■ **Prompt**:
Copies of all lines containing the string "International" are needed from the data below.

Entries from a page text dataset
=== Section Start ===

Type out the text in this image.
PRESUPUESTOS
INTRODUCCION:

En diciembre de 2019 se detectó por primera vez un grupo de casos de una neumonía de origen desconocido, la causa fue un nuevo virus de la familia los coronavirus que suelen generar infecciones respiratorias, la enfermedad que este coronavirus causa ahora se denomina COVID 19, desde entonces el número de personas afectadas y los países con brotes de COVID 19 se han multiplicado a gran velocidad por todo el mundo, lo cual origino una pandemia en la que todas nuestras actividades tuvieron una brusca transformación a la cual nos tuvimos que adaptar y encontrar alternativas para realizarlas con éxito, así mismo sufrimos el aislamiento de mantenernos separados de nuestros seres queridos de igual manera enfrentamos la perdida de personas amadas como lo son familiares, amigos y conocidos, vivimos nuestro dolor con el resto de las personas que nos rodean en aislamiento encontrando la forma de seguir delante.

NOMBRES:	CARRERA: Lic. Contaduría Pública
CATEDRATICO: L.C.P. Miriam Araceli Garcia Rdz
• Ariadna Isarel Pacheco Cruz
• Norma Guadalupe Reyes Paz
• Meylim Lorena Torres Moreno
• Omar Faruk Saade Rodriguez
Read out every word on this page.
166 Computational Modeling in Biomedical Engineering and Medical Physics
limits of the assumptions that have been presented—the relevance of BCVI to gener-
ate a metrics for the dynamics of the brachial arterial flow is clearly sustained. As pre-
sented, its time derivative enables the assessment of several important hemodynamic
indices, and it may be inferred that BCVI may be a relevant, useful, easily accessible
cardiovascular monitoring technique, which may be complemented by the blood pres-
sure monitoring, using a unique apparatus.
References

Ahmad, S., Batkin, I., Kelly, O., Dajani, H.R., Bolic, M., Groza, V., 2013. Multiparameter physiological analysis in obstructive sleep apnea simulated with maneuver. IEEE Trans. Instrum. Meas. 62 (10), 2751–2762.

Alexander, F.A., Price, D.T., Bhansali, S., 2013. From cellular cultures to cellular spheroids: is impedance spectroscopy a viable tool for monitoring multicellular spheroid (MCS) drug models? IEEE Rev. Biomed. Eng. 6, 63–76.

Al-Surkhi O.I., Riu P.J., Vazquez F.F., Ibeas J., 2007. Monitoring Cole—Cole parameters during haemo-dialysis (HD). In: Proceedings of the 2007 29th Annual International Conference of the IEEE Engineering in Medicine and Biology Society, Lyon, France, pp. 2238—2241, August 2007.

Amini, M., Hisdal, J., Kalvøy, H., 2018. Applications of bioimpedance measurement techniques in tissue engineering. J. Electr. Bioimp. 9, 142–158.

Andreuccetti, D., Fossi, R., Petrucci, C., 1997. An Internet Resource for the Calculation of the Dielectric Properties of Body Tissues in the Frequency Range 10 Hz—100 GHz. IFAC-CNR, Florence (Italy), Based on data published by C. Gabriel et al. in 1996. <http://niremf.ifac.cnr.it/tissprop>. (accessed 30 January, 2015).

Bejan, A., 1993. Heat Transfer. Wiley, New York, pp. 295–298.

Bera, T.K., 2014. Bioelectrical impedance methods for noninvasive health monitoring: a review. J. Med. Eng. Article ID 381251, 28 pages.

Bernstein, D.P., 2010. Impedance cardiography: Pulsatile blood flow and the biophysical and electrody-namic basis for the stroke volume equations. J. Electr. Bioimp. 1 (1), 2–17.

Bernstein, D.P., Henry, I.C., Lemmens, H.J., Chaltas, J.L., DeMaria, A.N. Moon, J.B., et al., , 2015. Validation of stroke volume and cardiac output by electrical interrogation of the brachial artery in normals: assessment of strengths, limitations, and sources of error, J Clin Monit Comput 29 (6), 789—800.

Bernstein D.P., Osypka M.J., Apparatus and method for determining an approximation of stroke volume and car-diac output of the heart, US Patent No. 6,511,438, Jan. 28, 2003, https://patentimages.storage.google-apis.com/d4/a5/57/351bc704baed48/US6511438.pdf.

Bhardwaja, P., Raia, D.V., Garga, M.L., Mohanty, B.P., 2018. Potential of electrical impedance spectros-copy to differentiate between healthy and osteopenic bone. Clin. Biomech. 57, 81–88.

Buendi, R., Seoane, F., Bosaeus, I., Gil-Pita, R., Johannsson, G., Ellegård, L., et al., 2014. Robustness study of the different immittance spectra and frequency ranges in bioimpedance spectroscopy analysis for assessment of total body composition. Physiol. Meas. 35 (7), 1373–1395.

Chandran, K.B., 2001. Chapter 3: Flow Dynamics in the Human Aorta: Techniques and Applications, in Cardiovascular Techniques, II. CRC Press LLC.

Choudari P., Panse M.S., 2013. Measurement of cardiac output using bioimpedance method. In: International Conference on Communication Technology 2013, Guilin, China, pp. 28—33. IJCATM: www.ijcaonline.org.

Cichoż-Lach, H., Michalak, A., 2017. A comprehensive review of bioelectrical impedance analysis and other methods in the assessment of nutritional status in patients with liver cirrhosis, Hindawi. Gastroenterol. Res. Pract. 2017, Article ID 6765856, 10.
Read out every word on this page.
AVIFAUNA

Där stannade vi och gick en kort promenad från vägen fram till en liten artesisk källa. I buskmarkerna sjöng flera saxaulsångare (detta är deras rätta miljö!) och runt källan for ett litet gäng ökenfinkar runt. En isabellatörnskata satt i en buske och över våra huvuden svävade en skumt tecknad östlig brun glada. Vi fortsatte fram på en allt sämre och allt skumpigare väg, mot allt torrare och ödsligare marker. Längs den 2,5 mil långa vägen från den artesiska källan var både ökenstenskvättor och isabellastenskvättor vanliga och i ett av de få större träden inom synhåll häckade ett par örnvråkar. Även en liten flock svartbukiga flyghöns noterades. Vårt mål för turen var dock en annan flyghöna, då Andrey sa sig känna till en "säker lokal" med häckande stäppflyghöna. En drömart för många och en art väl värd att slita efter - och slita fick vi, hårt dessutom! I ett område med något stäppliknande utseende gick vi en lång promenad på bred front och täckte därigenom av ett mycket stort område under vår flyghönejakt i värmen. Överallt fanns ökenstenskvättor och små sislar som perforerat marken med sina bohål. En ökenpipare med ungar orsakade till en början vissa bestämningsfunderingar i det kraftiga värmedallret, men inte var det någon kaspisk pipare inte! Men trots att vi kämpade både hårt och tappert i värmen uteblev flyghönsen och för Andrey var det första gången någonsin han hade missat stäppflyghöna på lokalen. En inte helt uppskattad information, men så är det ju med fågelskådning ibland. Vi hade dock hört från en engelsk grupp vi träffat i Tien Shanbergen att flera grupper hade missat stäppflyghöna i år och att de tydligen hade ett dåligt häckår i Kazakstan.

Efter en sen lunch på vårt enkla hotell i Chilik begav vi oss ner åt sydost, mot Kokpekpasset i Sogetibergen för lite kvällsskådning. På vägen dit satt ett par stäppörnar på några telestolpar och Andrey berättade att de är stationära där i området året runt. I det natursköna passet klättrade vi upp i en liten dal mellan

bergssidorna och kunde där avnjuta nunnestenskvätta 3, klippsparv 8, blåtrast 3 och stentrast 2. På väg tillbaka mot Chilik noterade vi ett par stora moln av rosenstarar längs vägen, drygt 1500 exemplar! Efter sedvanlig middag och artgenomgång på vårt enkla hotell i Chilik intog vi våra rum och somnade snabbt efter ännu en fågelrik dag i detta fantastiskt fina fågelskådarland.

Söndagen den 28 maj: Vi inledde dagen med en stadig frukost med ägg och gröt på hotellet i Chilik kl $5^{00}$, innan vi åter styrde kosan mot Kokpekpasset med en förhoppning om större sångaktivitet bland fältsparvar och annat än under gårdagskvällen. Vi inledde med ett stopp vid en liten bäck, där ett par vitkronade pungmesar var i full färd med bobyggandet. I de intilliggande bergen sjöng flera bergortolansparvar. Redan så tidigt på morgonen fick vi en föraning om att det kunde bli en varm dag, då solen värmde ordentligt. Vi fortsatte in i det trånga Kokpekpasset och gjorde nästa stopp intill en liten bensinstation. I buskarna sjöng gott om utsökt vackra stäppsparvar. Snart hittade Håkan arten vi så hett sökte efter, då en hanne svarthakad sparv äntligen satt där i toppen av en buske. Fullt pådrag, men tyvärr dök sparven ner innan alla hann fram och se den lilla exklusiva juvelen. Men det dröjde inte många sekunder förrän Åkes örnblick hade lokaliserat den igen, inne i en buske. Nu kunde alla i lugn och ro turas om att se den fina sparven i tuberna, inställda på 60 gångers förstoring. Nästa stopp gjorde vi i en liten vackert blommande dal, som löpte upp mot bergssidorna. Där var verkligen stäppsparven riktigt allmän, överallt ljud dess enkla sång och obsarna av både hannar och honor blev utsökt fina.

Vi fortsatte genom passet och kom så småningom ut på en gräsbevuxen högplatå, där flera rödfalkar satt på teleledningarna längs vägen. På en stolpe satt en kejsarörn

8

=== Section End ===

■ **Output of the task**:
Al-Surkhi O.I., Riu P.J., Vazquez F.F., Ibeas J., 2007. Monitoring Cole—Cole parameters during haemo-dialysis (HD). In: Proceedings of the 2007 29th Annual International Conference of the IEEE Engineering in Medicine and Biology Society, Lyon, France, pp. 2238—2241, August 2007.
Choudari P., Panse M.S., 2013. Measurement of cardiac output using bioimpedance method. In: International Conference on Communication Technology 2013, Guilin, China, pp. 28—33. IJCATM: www.ijcaonline.org.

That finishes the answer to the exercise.